#### Written task:
In the entries, find all lines that hold the word "from" and copy them.
** Start **
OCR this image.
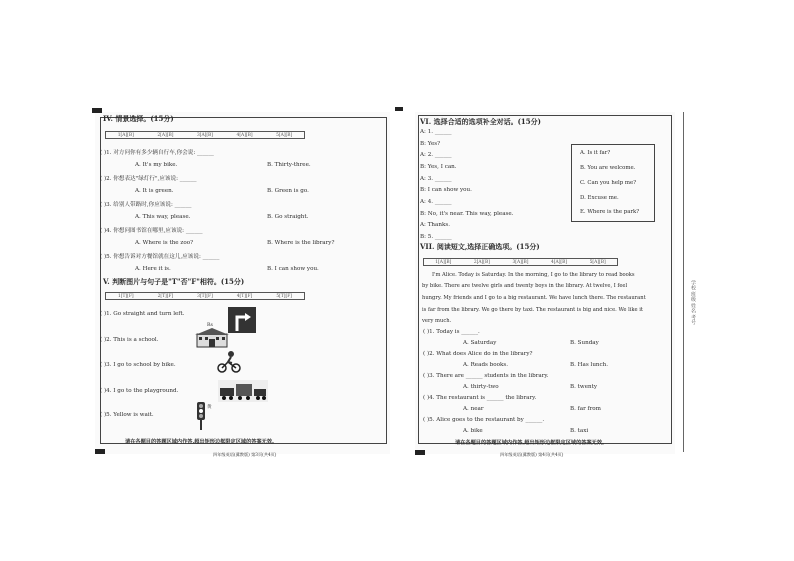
IV. 情景选择。(15分)
1[A][B]	2[A][B]	3[A][B]	4[A][B]	5[A][B]
( )1. 对方问你有多少辆自行车,你会说: ______
A. It's my bike.	B. Thirty-three.
( )2. 你想表达"绿灯行",应该说: ______
A. It is green.	B. Green is go.
( )3. 给别人带路时,你应该说: ______
A. This way, please.	B. Go straight.
( )4. 你想问图书馆在哪里,应该说: ______
A. Where is the zoo?	B. Where is the library?
( )5. 你想告诉对方餐馆就在这儿,应该说: ______
A. Here it is.	B. I can show you.
V. 判断图片与句子是"T"否"F"相符。(15分)
1[T][F]	2[T][F]	3[T][F]	4[T][F]	5[T][F]
( )1. Go straight and turn left.
( )2. This is a school.
( )3. I go to school by bike.
( )4. I go to the playground.
( )5. Yellow is wait.
Rs
黄
请在各题目的答题区域内作答,超出矩形边框限定区域的答案无效。
四年级英语(冀教版) 第3页(共4页)
VI. 选择合适的选项补全对话。(15分)
A: 1. ______
B: Yes?
A: 2. ______
B: Yes, I can.
A: 3. ______
B: I can show you.
A: 4. ______
B: No, it's near. This way, please.
A: Thanks.
B: 5. ______
A. Is it far?
B. You are welcome.
C. Can you help me?
D. Excuse me.
E. Where is the park?
VII. 阅读短文,选择正确选项。(15分)
1[A][B]	2[A][B]	3[A][B]	4[A][B]	5[A][B]
I'm Alice. Today is Saturday. In the morning, I go to the library to read books
by bike. There are twelve girls and twenty boys in the library. At twelve, I feel
hungry. My friends and I go to a big restaurant. We have lunch there. The restaurant
is far from the library. We go there by taxi. The restaurant is big and nice. We like it
very much.
( )1. Today is ______.
A. Saturday	B. Sunday
( )2. What does Alice do in the library?
A. Reads books.	B. Has lunch.
( )3. There are ______ students in the library.
A. thirty-two	B. twenty
( )4. The restaurant is ______ the library.
A. near	B. far from
( )5. Alice goes to the restaurant by ______.
A. bike	B. taxi
请在各题目的答题区域内作答,超出矩形边框限定区域的答案无效。
四年级英语(冀教版) 第4页(共4页)
学校 班级 姓名 考号
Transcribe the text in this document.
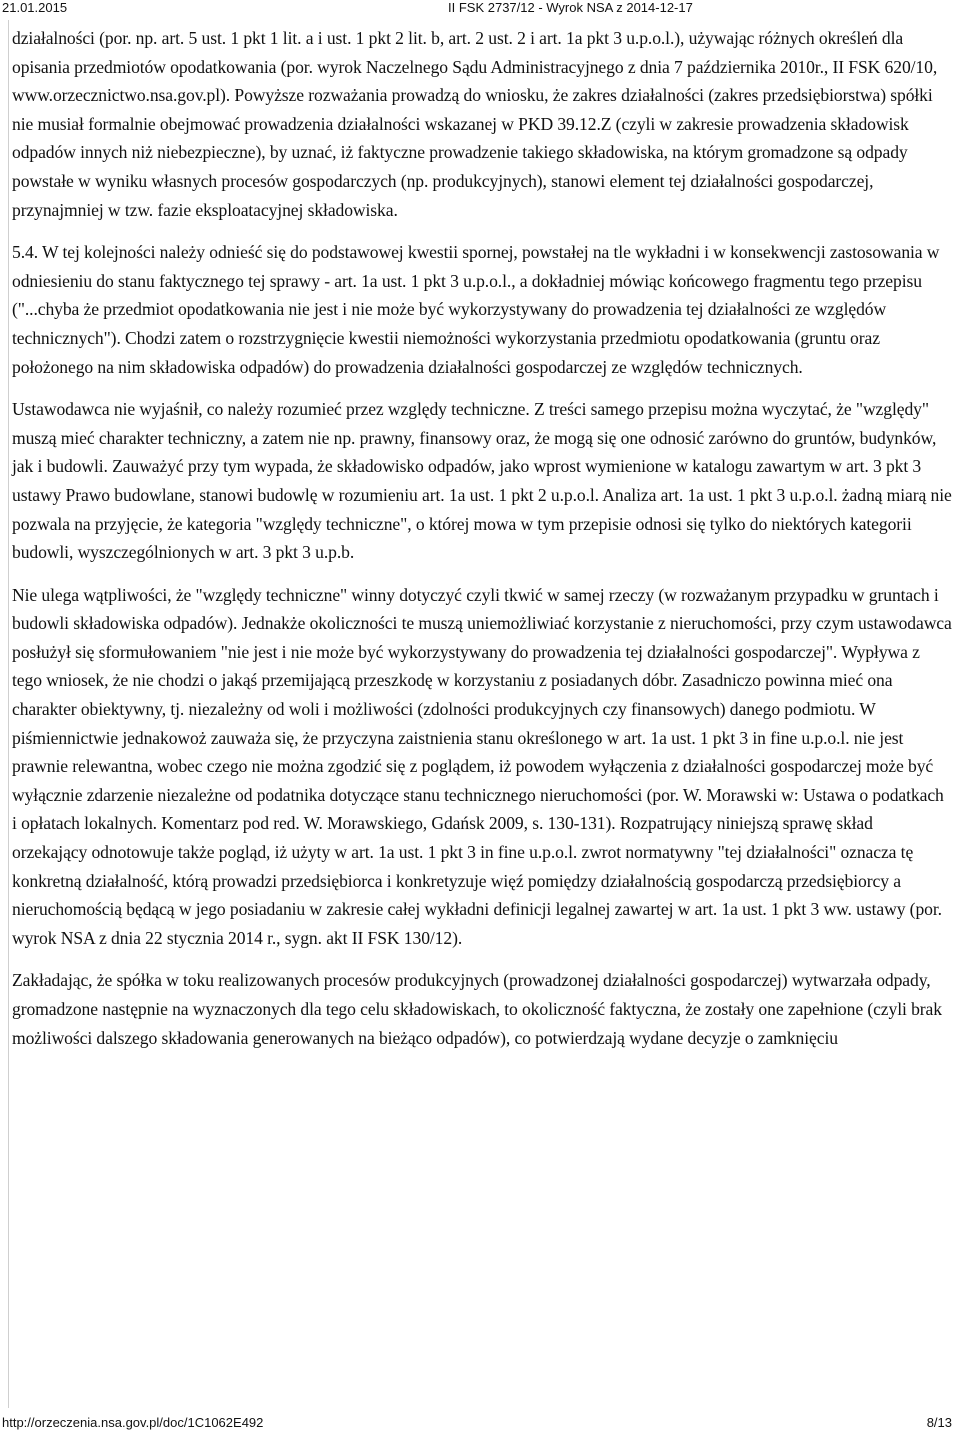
21.01.2015	II FSK 2737/12 - Wyrok NSA z 2014-12-17

działalności (por. np. art. 5 ust. 1 pkt 1 lit. a i ust. 1 pkt 2 lit. b, art. 2 ust. 2 i art. 1a pkt 3 u.p.o.l.), używając różnych określeń dla opisania przedmiotów opodatkowania (por. wyrok Naczelnego Sądu Administracyjnego z dnia 7 października 2010r., II FSK 620/10, www.orzecznictwo.nsa.gov.pl). Powyższe rozważania prowadzą do wniosku, że zakres działalności (zakres przedsiębiorstwa) spółki nie musiał formalnie obejmować prowadzenia działalności wskazanej w PKD 39.12.Z (czyli w zakresie prowadzenia składowisk odpadów innych niż niebezpieczne), by uznać, iż faktyczne prowadzenie takiego składowiska, na którym gromadzone są odpady powstałe w wyniku własnych procesów gospodarczych (np. produkcyjnych), stanowi element tej działalności gospodarczej, przynajmniej w tzw. fazie eksploatacyjnej składowiska.

5.4. W tej kolejności należy odnieść się do podstawowej kwestii spornej, powstałej na tle wykładni i w konsekwencji zastosowania w odniesieniu do stanu faktycznego tej sprawy - art. 1a ust. 1 pkt 3 u.p.o.l., a dokładniej mówiąc końcowego fragmentu tego przepisu ("...chyba że przedmiot opodatkowania nie jest i nie może być wykorzystywany do prowadzenia tej działalności ze względów technicznych"). Chodzi zatem o rozstrzygnięcie kwestii niemożności wykorzystania przedmiotu opodatkowania (gruntu oraz położonego na nim składowiska odpadów) do prowadzenia działalności gospodarczej ze względów technicznych.

Ustawodawca nie wyjaśnił, co należy rozumieć przez względy techniczne. Z treści samego przepisu można wyczytać, że "względy" muszą mieć charakter techniczny, a zatem nie np. prawny, finansowy oraz, że mogą się one odnosić zarówno do gruntów, budynków, jak i budowli. Zauważyć przy tym wypada, że składowisko odpadów, jako wprost wymienione w katalogu zawartym w art. 3 pkt 3 ustawy Prawo budowlane, stanowi budowlę w rozumieniu art. 1a ust. 1 pkt 2 u.p.o.l. Analiza art. 1a ust. 1 pkt 3 u.p.o.l. żadną miarą nie pozwala na przyjęcie, że kategoria "względy techniczne", o której mowa w tym przepisie odnosi się tylko do niektórych kategorii budowli, wyszczególnionych w art. 3 pkt 3 u.p.b.

Nie ulega wątpliwości, że "względy techniczne" winny dotyczyć czyli tkwić w samej rzeczy (w rozważanym przypadku w gruntach i budowli składowiska odpadów). Jednakże okoliczności te muszą uniemożliwiać korzystanie z nieruchomości, przy czym ustawodawca posłużył się sformułowaniem "nie jest i nie może być wykorzystywany do prowadzenia tej działalności gospodarczej". Wypływa z tego wniosek, że nie chodzi o jakąś przemijającą przeszkodę w korzystaniu z posiadanych dóbr. Zasadniczo powinna mieć ona charakter obiektywny, tj. niezależny od woli i możliwości (zdolności produkcyjnych czy finansowych) danego podmiotu. W piśmiennictwie jednakowoż zauważa się, że przyczyna zaistnienia stanu określonego w art. 1a ust. 1 pkt 3 in fine u.p.o.l. nie jest prawnie relewantna, wobec czego nie można zgodzić się z poglądem, iż powodem wyłączenia z działalności gospodarczej może być wyłącznie zdarzenie niezależne od podatnika dotyczące stanu technicznego nieruchomości (por. W. Morawski w: Ustawa o podatkach i opłatach lokalnych. Komentarz pod red. W. Morawskiego, Gdańsk 2009, s. 130-131). Rozpatrujący niniejszą sprawę skład orzekający odnotowuje także pogląd, iż użyty w art. 1a ust. 1 pkt 3 in fine u.p.o.l. zwrot normatywny "tej działalności" oznacza tę konkretną działalność, którą prowadzi przedsiębiorca i konkretyzuje więź pomiędzy działalnością gospodarczą przedsiębiorcy a nieruchomością będącą w jego posiadaniu w zakresie całej wykładni definicji legalnej zawartej w art. 1a ust. 1 pkt 3 ww. ustawy (por. wyrok NSA z dnia 22 stycznia 2014 r., sygn. akt II FSK 130/12).

Zakładając, że spółka w toku realizowanych procesów produkcyjnych (prowadzonej działalności gospodarczej) wytwarzała odpady, gromadzone następnie na wyznaczonych dla tego celu składowiskach, to okoliczność faktyczna, że zostały one zapełnione (czyli brak możliwości dalszego składowania generowanych na bieżąco odpadów), co potwierdzają wydane decyzje o zamknięciu

http://orzeczenia.nsa.gov.pl/doc/1C1062E492	8/13
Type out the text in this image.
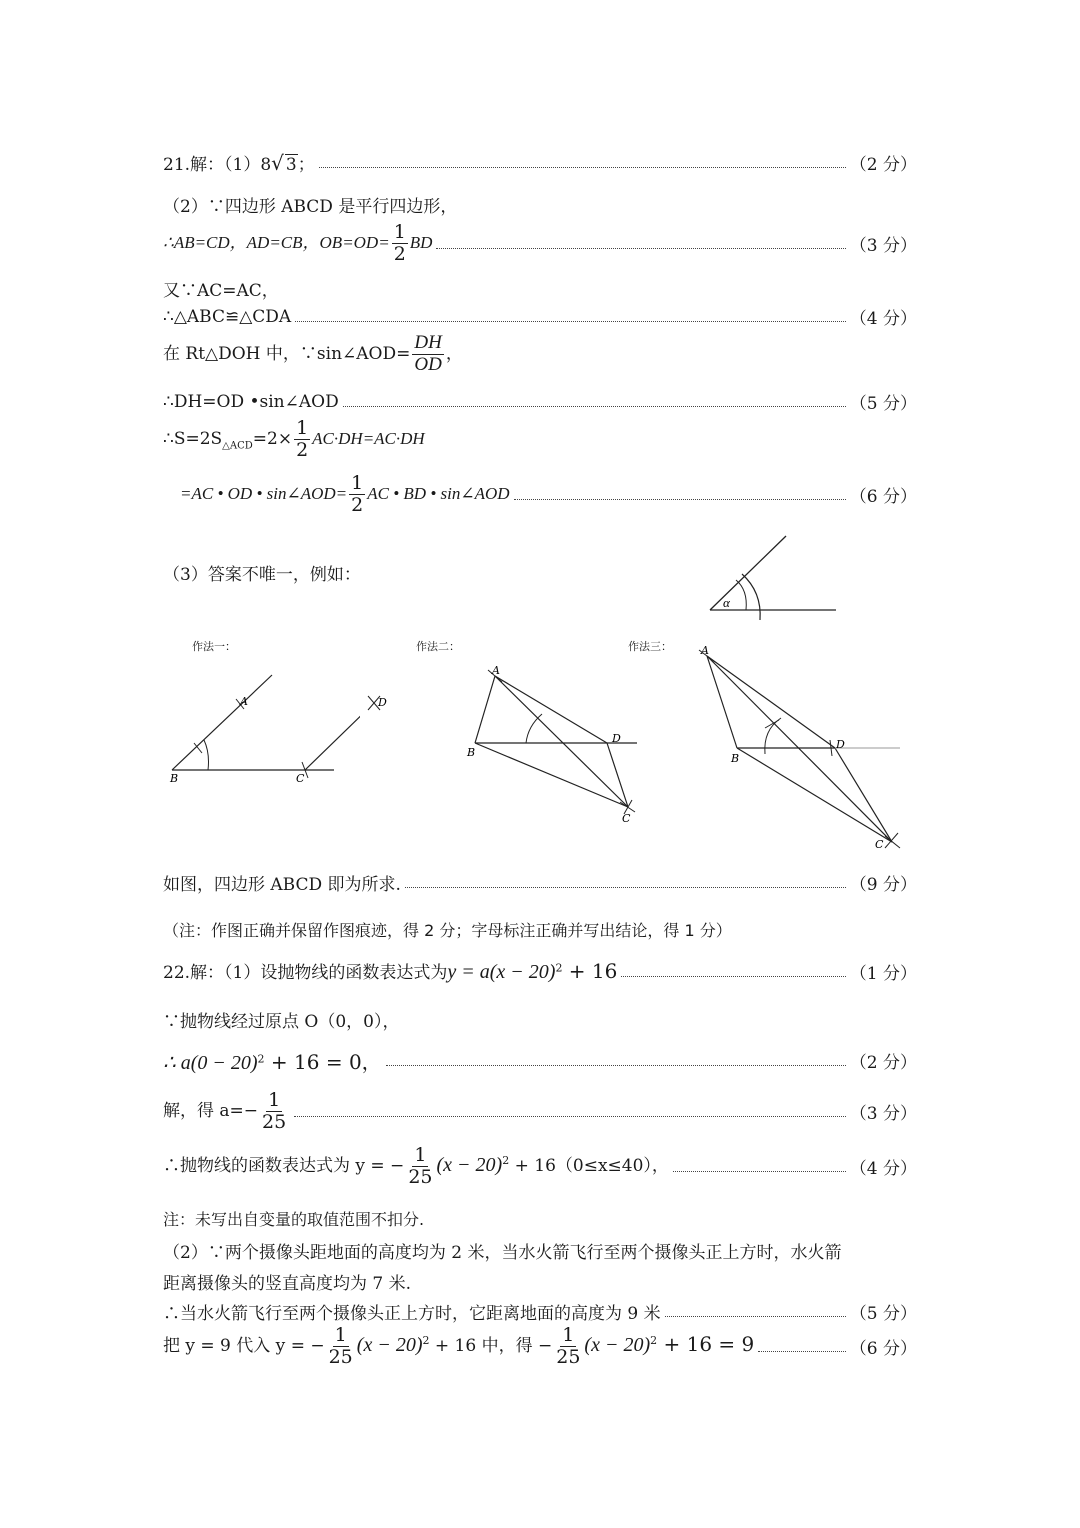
21.解：（1）8√ 3；	（2 分）
（2）∵四边形 ABCD 是平行四边形，
∴AB=CD，AD=CB，$OB=OD= \frac{1}{2}$ BD	（3 分）
又∵AC=AC，
∴△ABC≌△CDA	（4 分）
在 Rt△DOH 中，∵sin∠AOD= $\frac{DH}{OD}$ ，
∴DH=OD •sin∠AOD	（5 分）
$\therefore S=2S_{\triangle ACD}=2\times \frac{1}{2} AC\cdot DH=AC\cdot DH$
=AC • OD • sin∠AOD= $\frac{1}{2}$ AC • BD • sin∠AOD	（6 分）
（3）答案不唯一，例如：
α
作法一：	作法二：	作法三：
A
B	C
D
A
B
D
C
A
B
D
C
如图，四边形 ABCD 即为所求.	（9 分）
（注：作图正确并保留作图痕迹，得 2 分；字母标注正确并写出结论，得 1 分）
22.解：（1）设抛物线的函数表达式为$y = a(x - 20)^2 + 16$	（1 分）
∵抛物线经过原点 O（0，0），
∴ $a(0 - 20)^2 + 16 = 0$，	（2 分）
解，得 $a=- \frac{1}{25}$	（3 分）
∴抛物线的函数表达式为 y = − $\frac{1}{25} (x - 20)^2 + 16(0\le x\le 40)$，	（4 分）
注：未写出自变量的取值范围不扣分.
（2）∵两个摄像头距地面的高度均为 2 米，当水火箭飞行至两个摄像头正上方时，水火箭
距离摄像头的竖直高度均为 7 米.
∴当水火箭飞行至两个摄像头正上方时，它距离地面的高度为 9 米	（5 分）
把 y = 9 代入 y = − $\frac{1}{25} (x - 20)^2 + 16$ 中，得 − $\frac{1}{25} (x - 20)^2 + 16 = 9$	（6 分）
** End **
#### Final answer:
is far from the library. We go there by taxi. The restaurant is big and nice. We like it
A. near	B. far from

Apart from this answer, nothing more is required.